▶ TASK
Where does the word "Percentage" appear in the data? Copy every line that holds it.

----------------

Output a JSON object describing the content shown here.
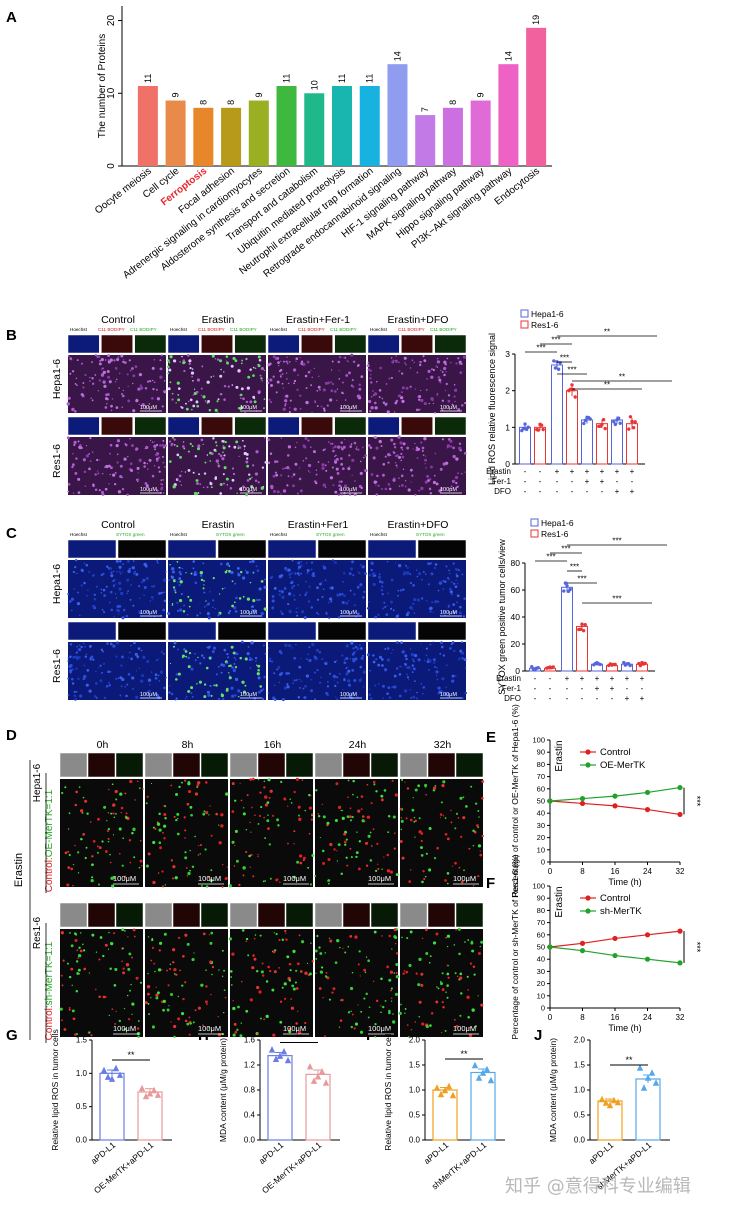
{
  "panels": {
    "A": "A",
    "B": "B",
    "C": "C",
    "D": "D",
    "E": "E",
    "F": "F",
    "G": "G",
    "H": "H",
    "I": "I",
    "J": "J"
  },
  "panel_A": {
    "ylabel": "The number of Proteins",
    "yticks": [
      "0",
      "10",
      "20"
    ],
    "ymax": 22,
    "highlight_color": "#e8262a",
    "bars": [
      {
        "label": "Oocyte meiosis",
        "value": 11,
        "color": "#f07167"
      },
      {
        "label": "Cell cycle",
        "value": 9,
        "color": "#e88a4a"
      },
      {
        "label": "Ferroptosis",
        "value": 8,
        "color": "#e8862a",
        "highlight": true
      },
      {
        "label": "Focal adhesion",
        "value": 8,
        "color": "#b89a1a"
      },
      {
        "label": "Adrenergic signaling in cardiomyocytes",
        "value": 9,
        "color": "#9aaf22"
      },
      {
        "label": "Aldosterone synthesis and secretion",
        "value": 11,
        "color": "#3fb83f"
      },
      {
        "label": "Transport and catabolism",
        "value": 10,
        "color": "#1eb88a"
      },
      {
        "label": "Ubiquitin mediated proteolysis",
        "value": 11,
        "color": "#19b6b0"
      },
      {
        "label": "Neutrophil extracellular trap formation",
        "value": 11,
        "color": "#18b2e0"
      },
      {
        "label": "Retrograde endocannabinoid signaling",
        "value": 14,
        "color": "#8f9cf0"
      },
      {
        "label": "HIF-1 signaling pathway",
        "value": 7,
        "color": "#c27ae6"
      },
      {
        "label": "MAPK signaling pathway",
        "value": 8,
        "color": "#cc6fe0"
      },
      {
        "label": "Hippo signaling pathway",
        "value": 9,
        "color": "#e06ad6"
      },
      {
        "label": "PI3K−Akt signaling pathway",
        "value": 14,
        "color": "#ee62c6"
      },
      {
        "label": "Endocytosis",
        "value": 19,
        "color": "#f0619e"
      }
    ]
  },
  "panel_B": {
    "col_headers": [
      "Control",
      "Erastin",
      "Erastin+Fer-1",
      "Erastin+DFO"
    ],
    "channel_labels": [
      "Hoechst",
      "C11 BODIPY",
      "C11 BODIPY"
    ],
    "rows": [
      "Hepa1-6",
      "Res1-6"
    ],
    "scale": "100μM",
    "chart": {
      "ylabel": "Lipid ROS relative fluorescence signal",
      "yticks": [
        "0",
        "1",
        "2",
        "3"
      ],
      "ymax": 3,
      "series": [
        {
          "name": "Hepa1-6",
          "color": "#5566dd"
        },
        {
          "name": "Res1-6",
          "color": "#e83535"
        }
      ],
      "values": [
        1.0,
        1.0,
        2.7,
        2.0,
        1.2,
        1.1,
        1.2,
        1.1
      ],
      "errors": [
        0.08,
        0.08,
        0.1,
        0.15,
        0.1,
        0.12,
        0.1,
        0.15
      ],
      "sig": [
        "***",
        "***",
        "***",
        "***",
        "**",
        "**",
        "**"
      ],
      "conditions": [
        {
          "name": "Erastin",
          "marks": [
            "-",
            "-",
            "+",
            "+",
            "+",
            "+",
            "+",
            "+"
          ]
        },
        {
          "name": "Fer-1",
          "marks": [
            "-",
            "-",
            "-",
            "-",
            "+",
            "+",
            "-",
            "-"
          ]
        },
        {
          "name": "DFO",
          "marks": [
            "-",
            "-",
            "-",
            "-",
            "-",
            "-",
            "+",
            "+"
          ]
        }
      ]
    }
  },
  "panel_C": {
    "col_headers": [
      "Control",
      "Erastin",
      "Erastin+Fer1",
      "Erastin+DFO"
    ],
    "channel_labels": [
      "Hoechst",
      "SYTOX green"
    ],
    "rows": [
      "Hepa1-6",
      "Res1-6"
    ],
    "scale": "100μM",
    "chart": {
      "ylabel": "SYTOX green positive tumor cells/view",
      "yticks": [
        "0",
        "20",
        "40",
        "60",
        "80"
      ],
      "ymax": 80,
      "series": [
        {
          "name": "Hepa1-6",
          "color": "#5566dd"
        },
        {
          "name": "Res1-6",
          "color": "#e83535"
        }
      ],
      "values": [
        2,
        2,
        62,
        33,
        5,
        4,
        5,
        5
      ],
      "errors": [
        1,
        1,
        4,
        3,
        1,
        1,
        1,
        1
      ],
      "sig": [
        "***",
        "***",
        "***",
        "***",
        "***",
        "***"
      ],
      "conditions": [
        {
          "name": "Erastin",
          "marks": [
            "-",
            "-",
            "+",
            "+",
            "+",
            "+",
            "+",
            "+"
          ]
        },
        {
          "name": "Fer-1",
          "marks": [
            "-",
            "-",
            "-",
            "-",
            "+",
            "+",
            "-",
            "-"
          ]
        },
        {
          "name": "DFO",
          "marks": [
            "-",
            "-",
            "-",
            "-",
            "-",
            "-",
            "+",
            "+"
          ]
        }
      ]
    }
  },
  "panel_D": {
    "times": [
      "0h",
      "8h",
      "16h",
      "24h",
      "32h"
    ],
    "side": "Erastin",
    "rows": [
      {
        "cell": "Hepa1-6",
        "mix_a": "Control",
        "mix_b": ":OE-MerTK=1:1"
      },
      {
        "cell": "Res1-6",
        "mix_a": "Control",
        "mix_b": ":sh-MerTK=1:1"
      }
    ],
    "scale": "100μM"
  },
  "panel_E": {
    "title": "Erastin",
    "ylabel": "Percentage of control or OE-MerTK of Hepa1-6 (%)",
    "xlabel": "Time (h)",
    "x": [
      0,
      8,
      16,
      24,
      32
    ],
    "yticks": [
      "0",
      "10",
      "20",
      "30",
      "40",
      "50",
      "60",
      "70",
      "80",
      "90",
      "100"
    ],
    "ymax": 100,
    "sig": "***",
    "series": [
      {
        "name": "Control",
        "color": "#e02020",
        "values": [
          50,
          48,
          46,
          43,
          39
        ]
      },
      {
        "name": "OE-MerTK",
        "color": "#22a22a",
        "values": [
          50,
          52,
          54,
          57,
          61
        ]
      }
    ]
  },
  "panel_F": {
    "title": "Erastin",
    "ylabel": "Percentage of control or sh-MerTK of Res1-6 (%)",
    "xlabel": "Time (h)",
    "x": [
      0,
      8,
      16,
      24,
      32
    ],
    "yticks": [
      "0",
      "10",
      "20",
      "30",
      "40",
      "50",
      "60",
      "70",
      "80",
      "90",
      "100"
    ],
    "ymax": 100,
    "sig": "***",
    "series": [
      {
        "name": "Control",
        "color": "#e02020",
        "values": [
          50,
          53,
          57,
          60,
          63
        ]
      },
      {
        "name": "sh-MerTK",
        "color": "#22a22a",
        "values": [
          50,
          47,
          43,
          40,
          37
        ]
      }
    ]
  },
  "panel_G": {
    "ylabel": "Relative lipid ROS in tumor cells",
    "yticks": [
      "0.0",
      "0.5",
      "1.0",
      "1.5"
    ],
    "ymax": 1.5,
    "sig": "**",
    "groups": [
      {
        "label": "aPD-L1",
        "value": 1.0,
        "err": 0.05,
        "color": "#6a7de6",
        "points": [
          1.05,
          0.95,
          0.92,
          1.08,
          0.98
        ]
      },
      {
        "label": "OE-MerTK+aPD-L1",
        "value": 0.72,
        "err": 0.05,
        "color": "#e89a9a",
        "points": [
          0.78,
          0.66,
          0.7,
          0.75,
          0.68
        ]
      }
    ]
  },
  "panel_H": {
    "ylabel": "MDA content (μM/g protein)",
    "yticks": [
      "0.0",
      "0.4",
      "0.8",
      "1.2",
      "1.6"
    ],
    "ymax": 1.6,
    "sig": "**",
    "groups": [
      {
        "label": "aPD-L1",
        "value": 1.35,
        "err": 0.05,
        "color": "#6a7de6",
        "points": [
          1.45,
          1.3,
          1.35,
          1.42,
          1.28
        ]
      },
      {
        "label": "OE-MerTK+aPD-L1",
        "value": 1.05,
        "err": 0.07,
        "color": "#e89a9a",
        "points": [
          1.18,
          0.95,
          1.02,
          1.1,
          0.92
        ]
      }
    ]
  },
  "panel_I": {
    "ylabel": "Relative lipid ROS in tumor cells",
    "yticks": [
      "0.0",
      "0.5",
      "1.0",
      "1.5",
      "2.0"
    ],
    "ymax": 2.0,
    "sig": "**",
    "groups": [
      {
        "label": "aPD-L1",
        "value": 1.0,
        "err": 0.05,
        "color": "#f0a020",
        "points": [
          1.05,
          0.92,
          1.0,
          1.08,
          0.9
        ]
      },
      {
        "label": "shMerTK+aPD-L1",
        "value": 1.35,
        "err": 0.07,
        "color": "#56a8e8",
        "points": [
          1.5,
          1.25,
          1.35,
          1.42,
          1.2
        ]
      }
    ]
  },
  "panel_J": {
    "ylabel": "MDA content (μM/g protein)",
    "yticks": [
      "0.0",
      "0.5",
      "1.0",
      "1.5",
      "2.0"
    ],
    "ymax": 2.0,
    "sig": "**",
    "groups": [
      {
        "label": "aPD-L1",
        "value": 0.78,
        "err": 0.04,
        "color": "#f0a020",
        "points": [
          0.82,
          0.75,
          0.7,
          0.8,
          0.76
        ]
      },
      {
        "label": "shMerTK+aPD-L1",
        "value": 1.22,
        "err": 0.08,
        "color": "#56a8e8",
        "points": [
          1.45,
          1.05,
          1.25,
          1.35,
          1.15
        ]
      }
    ]
  },
  "watermark": "知乎 @意得科专业编辑"
}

----------------

▶ SOLUTION FOR THIS TASK
    "ylabel": "Percentage of control or OE-MerTK of Hepa1-6 (%)",
    "ylabel": "Percentage of control or sh-MerTK of Res1-6 (%)",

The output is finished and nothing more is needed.